[Begin]

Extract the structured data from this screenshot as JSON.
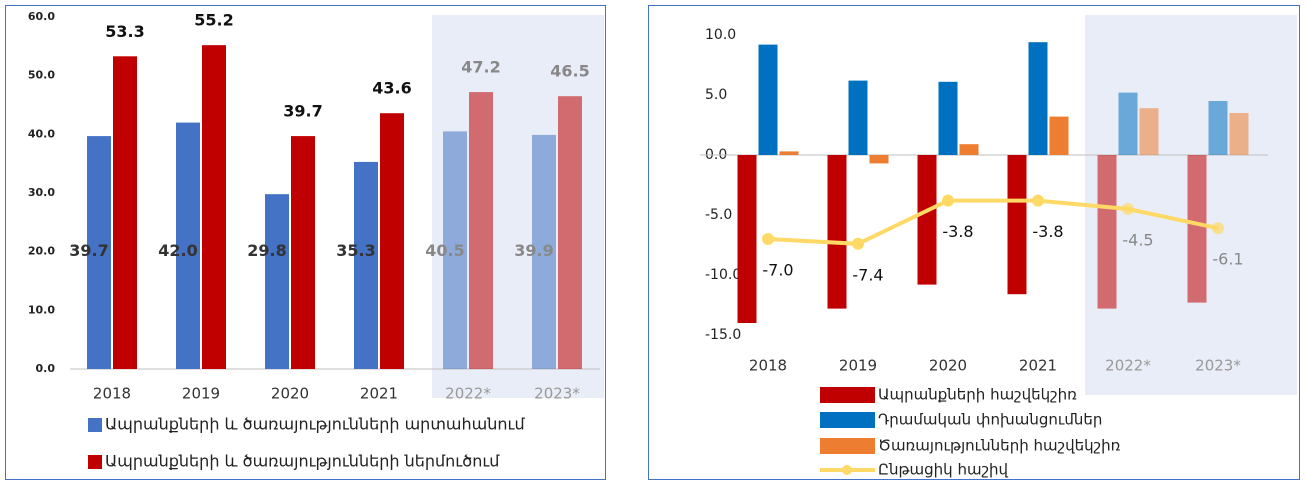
{
  "chart_data": [
    {
      "type": "bar",
      "categories": [
        "2018",
        "2019",
        "2020",
        "2021",
        "2022*",
        "2023*"
      ],
      "series": [
        {
          "name": "Ապրանքների և ծառայությունների արտահանում",
          "color": "#4472c4",
          "values": [
            39.7,
            42.0,
            29.8,
            35.3,
            40.5,
            39.9
          ],
          "value_labels": [
            "39.7",
            "42.0",
            "29.8",
            "35.3",
            "40.5",
            "39.9"
          ]
        },
        {
          "name": "Ապրանքների և ծառայությունների ներմուծում",
          "color": "#c00000",
          "values": [
            53.3,
            55.2,
            39.7,
            43.6,
            47.2,
            46.5
          ],
          "value_labels": [
            "53.3",
            "55.2",
            "39.7",
            "43.6",
            "47.2",
            "46.5"
          ]
        }
      ],
      "ylim": [
        0,
        60
      ],
      "yticks": [
        {
          "value": 0,
          "label": "0.0"
        },
        {
          "value": 10,
          "label": "10.0"
        },
        {
          "value": 20,
          "label": "20.0"
        },
        {
          "value": 30,
          "label": "30.0"
        },
        {
          "value": 40,
          "label": "40.0"
        },
        {
          "value": 50,
          "label": "50.0"
        },
        {
          "value": 60,
          "label": "60.0"
        }
      ],
      "legend": "bottom"
    },
    {
      "type": "bar",
      "categories": [
        "2018",
        "2019",
        "2020",
        "2021",
        "2022*",
        "2023*"
      ],
      "series": [
        {
          "name": "Ապրանքների  հաշվեկշիռ",
          "color": "#c00000",
          "values": [
            -14.0,
            -12.8,
            -10.8,
            -11.6,
            -12.8,
            -12.3
          ]
        },
        {
          "name": "Դրամական փոխանցումներ",
          "color": "#0070c0",
          "values": [
            9.2,
            6.2,
            6.1,
            9.4,
            5.2,
            4.5
          ]
        },
        {
          "name": "Ծառայությունների հաշվեկշիռ",
          "color": "#ed7d31",
          "values": [
            0.3,
            -0.7,
            0.9,
            3.2,
            3.9,
            3.5
          ]
        },
        {
          "name": "Ընթացիկ հաշիվ",
          "type": "line",
          "color": "#ffd966",
          "values": [
            -7.0,
            -7.4,
            -3.8,
            -3.8,
            -4.5,
            -6.1
          ],
          "value_labels": [
            "-7.0",
            "-7.4",
            "-3.8",
            "-3.8",
            "-4.5",
            "-6.1"
          ]
        }
      ],
      "ylim": [
        -15,
        10
      ],
      "yticks": [
        {
          "value": -15,
          "label": "-15.0"
        },
        {
          "value": -10,
          "label": "-10.0"
        },
        {
          "value": -5,
          "label": "-5.0"
        },
        {
          "value": 0,
          "label": "0.0"
        },
        {
          "value": 5,
          "label": "5.0"
        },
        {
          "value": 10,
          "label": "10.0"
        }
      ],
      "legend": "bottom"
    }
  ]
}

[End]

▸ Aim of the task:
Omit each picture, then return all of the listing exactly as it stands.

▸ Task output:
Extract the structured data from this screenshot as JSON.
{
  "chart_data": [
    {
      "type": "bar",
      "categories": [
        "2018",
        "2019",
        "2020",
        "2021",
        "2022*",
        "2023*"
      ],
      "series": [
        {
          "name": "Ապրանքների և ծառայությունների արտահանում",
          "color": "#4472c4",
          "values": [
            39.7,
            42.0,
            29.8,
            35.3,
            40.5,
            39.9
          ],
          "value_labels": [
            "39.7",
            "42.0",
            "29.8",
            "35.3",
            "40.5",
            "39.9"
          ]
        },
        {
          "name": "Ապրանքների և ծառայությունների ներմուծում",
          "color": "#c00000",
          "values": [
            53.3,
            55.2,
            39.7,
            43.6,
            47.2,
            46.5
          ],
          "value_labels": [
            "53.3",
            "55.2",
            "39.7",
            "43.6",
            "47.2",
            "46.5"
          ]
        }
      ],
      "ylim": [
        0,
        60
      ],
      "yticks": [
        {
          "value": 0,
          "label": "0.0"
        },
        {
          "value": 10,
          "label": "10.0"
        },
        {
          "value": 20,
          "label": "20.0"
        },
        {
          "value": 30,
          "label": "30.0"
        },
        {
          "value": 40,
          "label": "40.0"
        },
        {
          "value": 50,
          "label": "50.0"
        },
        {
          "value": 60,
          "label": "60.0"
        }
      ],
      "legend": "bottom"
    },
    {
      "type": "bar",
      "categories": [
        "2018",
        "2019",
        "2020",
        "2021",
        "2022*",
        "2023*"
      ],
      "series": [
        {
          "name": "Ապրանքների  հաշվեկշիռ",
          "color": "#c00000",
          "values": [
            -14.0,
            -12.8,
            -10.8,
            -11.6,
            -12.8,
            -12.3
          ]
        },
        {
          "name": "Դրամական փոխանցումներ",
          "color": "#0070c0",
          "values": [
            9.2,
            6.2,
            6.1,
            9.4,
            5.2,
            4.5
          ]
        },
        {
          "name": "Ծառայությունների հաշվեկշիռ",
          "color": "#ed7d31",
          "values": [
            0.3,
            -0.7,
            0.9,
            3.2,
            3.9,
            3.5
          ]
        },
        {
          "name": "Ընթացիկ հաշիվ",
          "type": "line",
          "color": "#ffd966",
          "values": [
            -7.0,
            -7.4,
            -3.8,
            -3.8,
            -4.5,
            -6.1
          ],
          "value_labels": [
            "-7.0",
            "-7.4",
            "-3.8",
            "-3.8",
            "-4.5",
            "-6.1"
          ]
        }
      ],
      "ylim": [
        -15,
        10
      ],
      "yticks": [
        {
          "value": -15,
          "label": "-15.0"
        },
        {
          "value": -10,
          "label": "-10.0"
        },
        {
          "value": -5,
          "label": "-5.0"
        },
        {
          "value": 0,
          "label": "0.0"
        },
        {
          "value": 5,
          "label": "5.0"
        },
        {
          "value": 10,
          "label": "10.0"
        }
      ],
      "legend": "bottom"
    }
  ]
}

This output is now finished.